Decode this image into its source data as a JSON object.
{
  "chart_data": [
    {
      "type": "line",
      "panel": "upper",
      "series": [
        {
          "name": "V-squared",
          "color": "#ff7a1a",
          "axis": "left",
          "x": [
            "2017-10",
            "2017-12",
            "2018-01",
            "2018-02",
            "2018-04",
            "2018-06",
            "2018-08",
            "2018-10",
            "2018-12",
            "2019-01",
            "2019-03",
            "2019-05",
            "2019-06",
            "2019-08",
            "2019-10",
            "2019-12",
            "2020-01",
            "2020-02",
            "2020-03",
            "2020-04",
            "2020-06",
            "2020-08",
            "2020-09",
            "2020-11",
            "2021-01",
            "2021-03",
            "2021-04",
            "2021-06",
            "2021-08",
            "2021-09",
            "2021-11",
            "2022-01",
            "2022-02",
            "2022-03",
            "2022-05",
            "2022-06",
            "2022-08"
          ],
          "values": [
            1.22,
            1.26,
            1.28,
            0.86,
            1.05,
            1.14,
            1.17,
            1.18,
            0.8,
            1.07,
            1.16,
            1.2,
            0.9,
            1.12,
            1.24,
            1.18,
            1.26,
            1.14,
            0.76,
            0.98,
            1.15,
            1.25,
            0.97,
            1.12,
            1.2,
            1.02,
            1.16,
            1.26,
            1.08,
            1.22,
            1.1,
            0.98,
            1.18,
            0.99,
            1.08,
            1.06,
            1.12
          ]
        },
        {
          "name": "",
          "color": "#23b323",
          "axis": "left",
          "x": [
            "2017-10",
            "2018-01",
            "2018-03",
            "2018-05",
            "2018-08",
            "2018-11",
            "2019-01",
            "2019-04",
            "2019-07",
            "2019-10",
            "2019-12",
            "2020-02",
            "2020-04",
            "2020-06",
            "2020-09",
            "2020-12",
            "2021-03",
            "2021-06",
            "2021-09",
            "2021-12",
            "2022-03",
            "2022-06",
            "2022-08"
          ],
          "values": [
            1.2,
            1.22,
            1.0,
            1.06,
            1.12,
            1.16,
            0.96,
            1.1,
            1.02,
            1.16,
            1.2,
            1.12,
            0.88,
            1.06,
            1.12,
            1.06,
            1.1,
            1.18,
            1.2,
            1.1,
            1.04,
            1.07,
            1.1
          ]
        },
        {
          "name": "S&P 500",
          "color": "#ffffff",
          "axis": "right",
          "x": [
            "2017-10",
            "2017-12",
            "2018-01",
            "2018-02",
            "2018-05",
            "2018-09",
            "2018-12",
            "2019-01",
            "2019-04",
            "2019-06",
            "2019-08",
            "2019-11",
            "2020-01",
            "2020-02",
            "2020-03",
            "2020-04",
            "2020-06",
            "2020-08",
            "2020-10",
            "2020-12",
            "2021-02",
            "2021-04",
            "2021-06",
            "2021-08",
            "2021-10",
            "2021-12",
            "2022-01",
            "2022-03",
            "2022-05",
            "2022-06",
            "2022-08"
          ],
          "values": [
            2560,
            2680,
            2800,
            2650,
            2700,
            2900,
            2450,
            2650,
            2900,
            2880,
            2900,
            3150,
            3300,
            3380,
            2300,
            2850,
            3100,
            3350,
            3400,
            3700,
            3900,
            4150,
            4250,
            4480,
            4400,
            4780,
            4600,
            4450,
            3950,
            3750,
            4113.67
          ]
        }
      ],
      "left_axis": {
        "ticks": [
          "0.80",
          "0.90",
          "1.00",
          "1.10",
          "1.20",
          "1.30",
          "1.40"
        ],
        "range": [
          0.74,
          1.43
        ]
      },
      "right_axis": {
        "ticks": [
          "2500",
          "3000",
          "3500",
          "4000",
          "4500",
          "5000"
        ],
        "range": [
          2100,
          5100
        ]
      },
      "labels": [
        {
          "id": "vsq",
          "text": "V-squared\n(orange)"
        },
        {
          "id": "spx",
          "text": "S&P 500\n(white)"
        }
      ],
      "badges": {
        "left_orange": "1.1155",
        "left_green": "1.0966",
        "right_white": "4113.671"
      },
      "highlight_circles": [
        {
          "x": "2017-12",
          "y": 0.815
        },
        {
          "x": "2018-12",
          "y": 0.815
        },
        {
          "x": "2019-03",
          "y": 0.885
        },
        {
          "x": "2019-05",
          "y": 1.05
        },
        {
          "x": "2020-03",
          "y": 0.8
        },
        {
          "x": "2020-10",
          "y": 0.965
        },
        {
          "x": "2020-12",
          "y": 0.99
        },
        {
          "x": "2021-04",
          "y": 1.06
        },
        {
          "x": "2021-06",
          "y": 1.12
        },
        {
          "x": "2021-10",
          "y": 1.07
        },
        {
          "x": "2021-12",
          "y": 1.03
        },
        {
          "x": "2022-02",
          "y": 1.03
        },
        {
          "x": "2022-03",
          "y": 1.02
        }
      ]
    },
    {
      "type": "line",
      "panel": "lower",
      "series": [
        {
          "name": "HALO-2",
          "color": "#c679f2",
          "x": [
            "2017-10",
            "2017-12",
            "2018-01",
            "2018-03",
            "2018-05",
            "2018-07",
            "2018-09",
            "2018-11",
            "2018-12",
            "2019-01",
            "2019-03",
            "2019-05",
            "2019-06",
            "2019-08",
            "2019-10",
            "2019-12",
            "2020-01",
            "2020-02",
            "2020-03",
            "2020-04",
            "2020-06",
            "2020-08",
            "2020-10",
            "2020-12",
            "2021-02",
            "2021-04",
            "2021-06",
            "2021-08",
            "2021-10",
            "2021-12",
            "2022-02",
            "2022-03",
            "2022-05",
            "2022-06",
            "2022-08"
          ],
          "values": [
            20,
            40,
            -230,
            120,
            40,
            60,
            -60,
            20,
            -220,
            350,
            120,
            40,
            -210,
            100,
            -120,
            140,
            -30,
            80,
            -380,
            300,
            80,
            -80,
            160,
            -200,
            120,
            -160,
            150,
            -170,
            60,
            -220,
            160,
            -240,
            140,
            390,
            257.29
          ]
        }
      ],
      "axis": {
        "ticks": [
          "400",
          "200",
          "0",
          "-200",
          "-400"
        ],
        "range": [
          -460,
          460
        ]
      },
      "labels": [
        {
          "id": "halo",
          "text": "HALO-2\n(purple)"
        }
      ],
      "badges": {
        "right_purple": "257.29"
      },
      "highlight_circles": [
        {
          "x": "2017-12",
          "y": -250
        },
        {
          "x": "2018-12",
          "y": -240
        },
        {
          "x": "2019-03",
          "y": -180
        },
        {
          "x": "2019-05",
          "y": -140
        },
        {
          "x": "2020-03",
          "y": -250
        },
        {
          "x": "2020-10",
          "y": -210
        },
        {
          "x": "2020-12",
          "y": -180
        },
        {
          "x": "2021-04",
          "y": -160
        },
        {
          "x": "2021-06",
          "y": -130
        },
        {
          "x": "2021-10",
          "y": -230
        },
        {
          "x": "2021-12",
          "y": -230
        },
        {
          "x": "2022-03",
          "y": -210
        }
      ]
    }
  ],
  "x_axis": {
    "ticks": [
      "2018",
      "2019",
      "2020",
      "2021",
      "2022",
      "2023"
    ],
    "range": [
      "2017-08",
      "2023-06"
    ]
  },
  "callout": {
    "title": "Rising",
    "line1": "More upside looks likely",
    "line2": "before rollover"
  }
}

++++++++

Show every line of the listing in which the string "name" can be found.

* Completed exercise *
          "name": "V-squared",
          "name": "",
          "name": "S&P 500",
          "name": "HALO-2",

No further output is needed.